● **JOB**
Please edit the items below so that every "interactable" becomes "clickable", with all other text left untouched.

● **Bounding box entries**
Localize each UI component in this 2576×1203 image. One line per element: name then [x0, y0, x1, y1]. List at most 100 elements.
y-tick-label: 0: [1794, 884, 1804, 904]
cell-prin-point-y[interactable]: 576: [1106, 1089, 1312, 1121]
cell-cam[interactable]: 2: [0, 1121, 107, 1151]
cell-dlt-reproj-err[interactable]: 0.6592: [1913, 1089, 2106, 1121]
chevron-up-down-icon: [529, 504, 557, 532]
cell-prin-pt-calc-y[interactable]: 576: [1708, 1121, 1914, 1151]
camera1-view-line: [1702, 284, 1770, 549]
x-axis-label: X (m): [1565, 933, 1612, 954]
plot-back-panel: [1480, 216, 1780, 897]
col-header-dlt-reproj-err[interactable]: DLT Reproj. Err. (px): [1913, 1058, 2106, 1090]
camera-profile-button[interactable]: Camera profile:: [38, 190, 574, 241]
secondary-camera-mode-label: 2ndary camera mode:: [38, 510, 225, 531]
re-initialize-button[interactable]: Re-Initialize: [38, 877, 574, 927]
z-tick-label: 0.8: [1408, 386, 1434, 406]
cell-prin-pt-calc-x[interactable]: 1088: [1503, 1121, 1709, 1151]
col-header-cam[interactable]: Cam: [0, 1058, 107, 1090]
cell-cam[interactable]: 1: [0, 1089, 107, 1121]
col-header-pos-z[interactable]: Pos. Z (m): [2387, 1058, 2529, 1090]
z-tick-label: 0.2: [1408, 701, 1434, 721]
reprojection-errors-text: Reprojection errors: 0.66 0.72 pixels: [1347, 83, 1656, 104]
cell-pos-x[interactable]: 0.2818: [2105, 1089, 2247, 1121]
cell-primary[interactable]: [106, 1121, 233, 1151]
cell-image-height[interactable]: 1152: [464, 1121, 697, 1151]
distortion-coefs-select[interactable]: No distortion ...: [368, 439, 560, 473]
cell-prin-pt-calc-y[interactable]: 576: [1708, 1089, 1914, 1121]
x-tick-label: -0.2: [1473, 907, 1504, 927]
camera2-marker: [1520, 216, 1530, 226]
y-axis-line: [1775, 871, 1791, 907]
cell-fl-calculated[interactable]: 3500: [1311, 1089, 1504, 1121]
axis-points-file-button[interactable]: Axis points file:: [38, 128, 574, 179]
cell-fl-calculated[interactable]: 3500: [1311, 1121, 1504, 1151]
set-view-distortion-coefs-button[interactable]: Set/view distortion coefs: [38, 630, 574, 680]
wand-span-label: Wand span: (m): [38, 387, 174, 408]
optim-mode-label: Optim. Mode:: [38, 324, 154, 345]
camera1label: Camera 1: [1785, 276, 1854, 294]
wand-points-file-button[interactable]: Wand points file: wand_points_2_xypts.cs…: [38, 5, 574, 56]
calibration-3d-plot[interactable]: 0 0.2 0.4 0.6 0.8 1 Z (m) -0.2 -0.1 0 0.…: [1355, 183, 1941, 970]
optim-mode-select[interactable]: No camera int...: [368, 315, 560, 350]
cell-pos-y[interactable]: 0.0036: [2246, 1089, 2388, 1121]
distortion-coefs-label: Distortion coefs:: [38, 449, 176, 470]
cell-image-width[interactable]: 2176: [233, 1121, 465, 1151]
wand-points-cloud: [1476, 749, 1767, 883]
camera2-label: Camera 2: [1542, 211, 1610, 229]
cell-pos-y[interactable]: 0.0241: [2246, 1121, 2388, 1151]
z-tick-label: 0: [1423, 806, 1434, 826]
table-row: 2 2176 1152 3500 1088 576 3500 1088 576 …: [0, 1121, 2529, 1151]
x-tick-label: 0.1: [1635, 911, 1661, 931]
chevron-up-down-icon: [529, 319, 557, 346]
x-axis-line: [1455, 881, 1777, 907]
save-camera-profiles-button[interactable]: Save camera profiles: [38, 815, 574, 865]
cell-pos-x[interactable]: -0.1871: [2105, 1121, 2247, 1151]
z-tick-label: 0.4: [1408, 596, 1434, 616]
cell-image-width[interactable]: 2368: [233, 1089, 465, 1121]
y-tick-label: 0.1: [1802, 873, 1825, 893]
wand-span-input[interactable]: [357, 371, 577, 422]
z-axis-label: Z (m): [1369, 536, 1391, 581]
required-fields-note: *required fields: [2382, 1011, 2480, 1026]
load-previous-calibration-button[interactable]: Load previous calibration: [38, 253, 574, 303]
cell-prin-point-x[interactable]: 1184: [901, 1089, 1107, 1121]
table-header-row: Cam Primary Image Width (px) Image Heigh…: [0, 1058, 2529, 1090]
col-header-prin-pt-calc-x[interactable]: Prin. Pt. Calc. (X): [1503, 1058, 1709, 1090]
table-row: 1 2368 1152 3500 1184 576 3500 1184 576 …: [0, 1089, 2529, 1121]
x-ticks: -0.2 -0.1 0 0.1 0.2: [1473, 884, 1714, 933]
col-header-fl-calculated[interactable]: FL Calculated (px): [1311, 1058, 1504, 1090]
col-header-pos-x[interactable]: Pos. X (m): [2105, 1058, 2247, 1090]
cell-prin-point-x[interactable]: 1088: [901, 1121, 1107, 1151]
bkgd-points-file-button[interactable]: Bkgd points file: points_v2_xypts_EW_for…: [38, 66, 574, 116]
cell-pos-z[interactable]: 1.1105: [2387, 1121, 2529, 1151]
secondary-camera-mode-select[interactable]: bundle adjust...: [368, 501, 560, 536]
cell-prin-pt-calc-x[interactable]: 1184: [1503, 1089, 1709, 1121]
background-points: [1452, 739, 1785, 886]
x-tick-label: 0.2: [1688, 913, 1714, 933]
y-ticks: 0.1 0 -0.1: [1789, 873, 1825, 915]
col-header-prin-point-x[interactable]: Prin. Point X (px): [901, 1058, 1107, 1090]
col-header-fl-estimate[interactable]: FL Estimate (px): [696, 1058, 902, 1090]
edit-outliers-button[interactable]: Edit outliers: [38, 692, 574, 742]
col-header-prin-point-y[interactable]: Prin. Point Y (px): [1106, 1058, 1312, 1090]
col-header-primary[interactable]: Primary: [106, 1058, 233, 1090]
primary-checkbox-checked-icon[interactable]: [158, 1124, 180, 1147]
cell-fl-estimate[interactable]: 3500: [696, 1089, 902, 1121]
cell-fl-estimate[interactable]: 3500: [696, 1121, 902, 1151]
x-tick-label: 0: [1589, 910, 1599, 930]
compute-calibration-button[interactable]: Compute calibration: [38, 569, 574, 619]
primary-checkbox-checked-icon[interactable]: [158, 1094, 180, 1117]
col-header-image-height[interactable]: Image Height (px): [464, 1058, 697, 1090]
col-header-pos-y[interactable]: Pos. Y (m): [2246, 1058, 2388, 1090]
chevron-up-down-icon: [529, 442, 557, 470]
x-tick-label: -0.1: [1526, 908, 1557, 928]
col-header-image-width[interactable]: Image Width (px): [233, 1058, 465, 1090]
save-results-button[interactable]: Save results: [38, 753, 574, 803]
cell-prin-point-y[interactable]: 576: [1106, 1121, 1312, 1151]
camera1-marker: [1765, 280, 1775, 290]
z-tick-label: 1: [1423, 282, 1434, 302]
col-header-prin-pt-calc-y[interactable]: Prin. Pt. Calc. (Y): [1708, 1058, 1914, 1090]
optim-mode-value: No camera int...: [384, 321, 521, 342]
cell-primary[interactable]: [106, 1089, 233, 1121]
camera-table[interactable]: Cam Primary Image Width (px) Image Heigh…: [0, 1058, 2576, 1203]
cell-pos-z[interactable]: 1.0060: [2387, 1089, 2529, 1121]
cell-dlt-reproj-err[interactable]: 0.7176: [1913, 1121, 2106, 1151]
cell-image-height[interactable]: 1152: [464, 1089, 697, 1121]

● **COMPLETED TASK**
Localize each UI component in this 2576×1203 image. One line per element: name then [x0, y0, x1, y1]. List at most 100 elements.
y-tick-label: 0: [1794, 884, 1804, 904]
cell-prin-point-y[clickable]: 576: [1106, 1089, 1312, 1121]
cell-cam[clickable]: 2: [0, 1121, 107, 1151]
cell-dlt-reproj-err[clickable]: 0.6592: [1913, 1089, 2106, 1121]
chevron-up-down-icon: [529, 504, 557, 532]
cell-prin-pt-calc-y[clickable]: 576: [1708, 1121, 1914, 1151]
camera1-view-line: [1702, 284, 1770, 549]
x-axis-label: X (m): [1565, 933, 1612, 954]
plot-back-panel: [1480, 216, 1780, 897]
col-header-dlt-reproj-err[clickable]: DLT Reproj. Err. (px): [1913, 1058, 2106, 1090]
camera-profile-button[clickable]: Camera profile:: [38, 190, 574, 241]
secondary-camera-mode-label: 2ndary camera mode:: [38, 510, 225, 531]
re-initialize-button[clickable]: Re-Initialize: [38, 877, 574, 927]
z-tick-label: 0.8: [1408, 386, 1434, 406]
cell-prin-pt-calc-x[clickable]: 1088: [1503, 1121, 1709, 1151]
col-header-cam[clickable]: Cam: [0, 1058, 107, 1090]
cell-cam[clickable]: 1: [0, 1089, 107, 1121]
col-header-pos-z[clickable]: Pos. Z (m): [2387, 1058, 2529, 1090]
z-tick-label: 0.2: [1408, 701, 1434, 721]
reprojection-errors-text: Reprojection errors: 0.66 0.72 pixels: [1347, 83, 1656, 104]
cell-pos-x[clickable]: 0.2818: [2105, 1089, 2247, 1121]
cell-primary[clickable]: [106, 1121, 233, 1151]
cell-image-height[clickable]: 1152: [464, 1121, 697, 1151]
distortion-coefs-select[clickable]: No distortion ...: [368, 439, 560, 473]
cell-prin-pt-calc-y[clickable]: 576: [1708, 1089, 1914, 1121]
x-tick-label: -0.2: [1473, 907, 1504, 927]
camera2-marker: [1520, 216, 1530, 226]
y-axis-line: [1775, 871, 1791, 907]
cell-fl-calculated[clickable]: 3500: [1311, 1089, 1504, 1121]
axis-points-file-button[clickable]: Axis points file:: [38, 128, 574, 179]
cell-fl-calculated[clickable]: 3500: [1311, 1121, 1504, 1151]
set-view-distortion-coefs-button[clickable]: Set/view distortion coefs: [38, 630, 574, 680]
wand-span-label: Wand span: (m): [38, 387, 174, 408]
optim-mode-label: Optim. Mode:: [38, 324, 154, 345]
camera1label: Camera 1: [1785, 276, 1854, 294]
wand-points-file-button[clickable]: Wand points file: wand_points_2_xypts.cs…: [38, 5, 574, 56]
calibration-3d-plot[clickable]: 0 0.2 0.4 0.6 0.8 1 Z (m) -0.2 -0.1 0 0.…: [1355, 183, 1941, 970]
optim-mode-select[clickable]: No camera int...: [368, 315, 560, 350]
cell-pos-y[clickable]: 0.0036: [2246, 1089, 2388, 1121]
distortion-coefs-label: Distortion coefs:: [38, 449, 176, 470]
cell-image-width[clickable]: 2176: [233, 1121, 465, 1151]
wand-points-cloud: [1476, 749, 1767, 883]
camera2-label: Camera 2: [1542, 211, 1610, 229]
cell-pos-y[clickable]: 0.0241: [2246, 1121, 2388, 1151]
z-tick-label: 0: [1423, 806, 1434, 826]
table-row: 2 2176 1152 3500 1088 576 3500 1088 576 …: [0, 1121, 2529, 1151]
x-tick-label: 0.1: [1635, 911, 1661, 931]
chevron-up-down-icon: [529, 319, 557, 346]
x-axis-line: [1455, 881, 1777, 907]
save-camera-profiles-button[clickable]: Save camera profiles: [38, 815, 574, 865]
cell-pos-x[clickable]: -0.1871: [2105, 1121, 2247, 1151]
z-tick-label: 0.4: [1408, 596, 1434, 616]
cell-image-width[clickable]: 2368: [233, 1089, 465, 1121]
y-tick-label: 0.1: [1802, 873, 1825, 893]
wand-span-input[clickable]: [357, 371, 577, 422]
z-axis-label: Z (m): [1369, 536, 1391, 581]
required-fields-note: *required fields: [2382, 1011, 2480, 1026]
load-previous-calibration-button[clickable]: Load previous calibration: [38, 253, 574, 303]
cell-prin-point-x[clickable]: 1184: [901, 1089, 1107, 1121]
table-header-row: Cam Primary Image Width (px) Image Heigh…: [0, 1058, 2529, 1090]
col-header-prin-pt-calc-x[clickable]: Prin. Pt. Calc. (X): [1503, 1058, 1709, 1090]
table-row: 1 2368 1152 3500 1184 576 3500 1184 576 …: [0, 1089, 2529, 1121]
x-ticks: -0.2 -0.1 0 0.1 0.2: [1473, 884, 1714, 933]
col-header-fl-calculated[clickable]: FL Calculated (px): [1311, 1058, 1504, 1090]
col-header-pos-x[clickable]: Pos. X (m): [2105, 1058, 2247, 1090]
cell-prin-point-x[clickable]: 1088: [901, 1121, 1107, 1151]
bkgd-points-file-button[clickable]: Bkgd points file: points_v2_xypts_EW_for…: [38, 66, 574, 116]
cell-pos-z[clickable]: 1.1105: [2387, 1121, 2529, 1151]
secondary-camera-mode-select[clickable]: bundle adjust...: [368, 501, 560, 536]
cell-prin-pt-calc-x[clickable]: 1184: [1503, 1089, 1709, 1121]
background-points: [1452, 739, 1785, 886]
x-tick-label: 0.2: [1688, 913, 1714, 933]
y-ticks: 0.1 0 -0.1: [1789, 873, 1825, 915]
col-header-prin-point-x[clickable]: Prin. Point X (px): [901, 1058, 1107, 1090]
col-header-fl-estimate[clickable]: FL Estimate (px): [696, 1058, 902, 1090]
edit-outliers-button[clickable]: Edit outliers: [38, 692, 574, 742]
col-header-prin-point-y[clickable]: Prin. Point Y (px): [1106, 1058, 1312, 1090]
col-header-primary[clickable]: Primary: [106, 1058, 233, 1090]
primary-checkbox-checked-icon[clickable]: [158, 1124, 180, 1147]
cell-fl-estimate[clickable]: 3500: [696, 1089, 902, 1121]
cell-fl-estimate[clickable]: 3500: [696, 1121, 902, 1151]
x-tick-label: 0: [1589, 910, 1599, 930]
compute-calibration-button[clickable]: Compute calibration: [38, 569, 574, 619]
primary-checkbox-checked-icon[clickable]: [158, 1094, 180, 1117]
col-header-image-height[clickable]: Image Height (px): [464, 1058, 697, 1090]
col-header-pos-y[clickable]: Pos. Y (m): [2246, 1058, 2388, 1090]
chevron-up-down-icon: [529, 442, 557, 470]
x-tick-label: -0.1: [1526, 908, 1557, 928]
col-header-image-width[clickable]: Image Width (px): [233, 1058, 465, 1090]
save-results-button[clickable]: Save results: [38, 753, 574, 803]
cell-prin-point-y[clickable]: 576: [1106, 1121, 1312, 1151]
camera1-marker: [1765, 280, 1775, 290]
z-tick-label: 1: [1423, 282, 1434, 302]
col-header-prin-pt-calc-y[clickable]: Prin. Pt. Calc. (Y): [1708, 1058, 1914, 1090]
optim-mode-value: No camera int...: [384, 321, 521, 342]
cell-primary[clickable]: [106, 1089, 233, 1121]
camera-table[clickable]: Cam Primary Image Width (px) Image Heigh…: [0, 1058, 2576, 1203]
cell-pos-z[clickable]: 1.0060: [2387, 1089, 2529, 1121]
cell-dlt-reproj-err[clickable]: 0.7176: [1913, 1121, 2106, 1151]
cell-image-height[clickable]: 1152: [464, 1089, 697, 1121]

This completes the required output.